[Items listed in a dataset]
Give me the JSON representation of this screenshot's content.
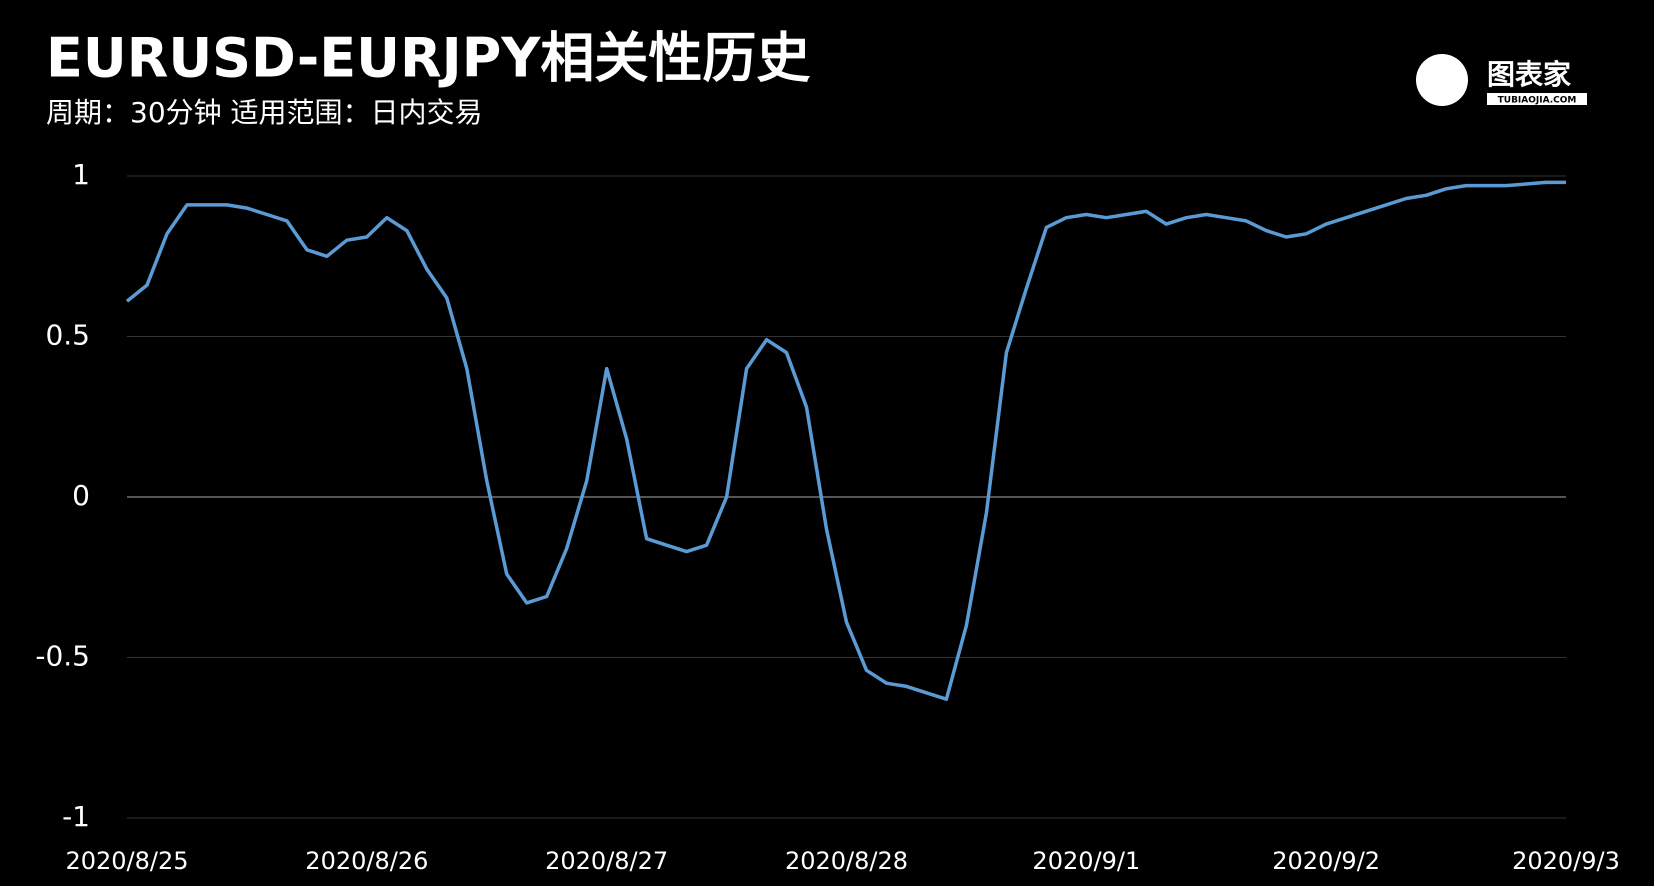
{
  "chart_data": {
    "type": "line",
    "title": "EURUSD-EURJPY相关性历史",
    "subtitle": "周期：30分钟  适用范围：日内交易",
    "logo": {
      "name": "图表家",
      "site": "TUBIAOJIA.COM"
    },
    "categories": [
      "2020/8/25",
      null,
      null,
      null,
      null,
      null,
      null,
      null,
      null,
      null,
      null,
      null,
      "2020/8/26",
      null,
      null,
      null,
      null,
      null,
      null,
      null,
      null,
      null,
      null,
      null,
      "2020/8/27",
      null,
      null,
      null,
      null,
      null,
      null,
      null,
      null,
      null,
      null,
      null,
      "2020/8/28",
      null,
      null,
      null,
      null,
      null,
      null,
      null,
      null,
      null,
      null,
      null,
      "2020/9/1",
      null,
      null,
      null,
      null,
      null,
      null,
      null,
      null,
      null,
      null,
      null,
      "2020/9/2",
      null,
      null,
      null,
      null,
      null,
      null,
      null,
      null,
      null,
      null,
      null,
      "2020/9/3"
    ],
    "series": [
      {
        "name": "EURUSD-EURJPY",
        "color": "#5b9bd5",
        "values": [
          0.61,
          0.66,
          0.82,
          0.91,
          0.91,
          0.91,
          0.9,
          0.88,
          0.86,
          0.77,
          0.75,
          0.8,
          0.81,
          0.87,
          0.83,
          0.71,
          0.62,
          0.4,
          0.05,
          -0.24,
          -0.33,
          -0.31,
          -0.16,
          0.05,
          0.4,
          0.18,
          -0.13,
          -0.15,
          -0.17,
          -0.15,
          0.0,
          0.4,
          0.49,
          0.45,
          0.28,
          -0.1,
          -0.39,
          -0.54,
          -0.58,
          -0.59,
          -0.61,
          -0.63,
          -0.4,
          -0.05,
          0.45,
          0.65,
          0.84,
          0.87,
          0.88,
          0.87,
          0.88,
          0.89,
          0.85,
          0.87,
          0.88,
          0.87,
          0.86,
          0.83,
          0.81,
          0.82,
          0.85,
          0.87,
          0.89,
          0.91,
          0.93,
          0.94,
          0.96,
          0.97,
          0.97,
          0.97,
          0.975,
          0.98,
          0.98
        ]
      }
    ],
    "ylim": [
      -1,
      1
    ],
    "yticks": [
      -1,
      -0.5,
      0,
      0.5,
      1
    ],
    "grid": true
  }
}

#### [Written problem]
Report how many lines include the word "EURUSD". Give nothing but the number.

#### [The output]
2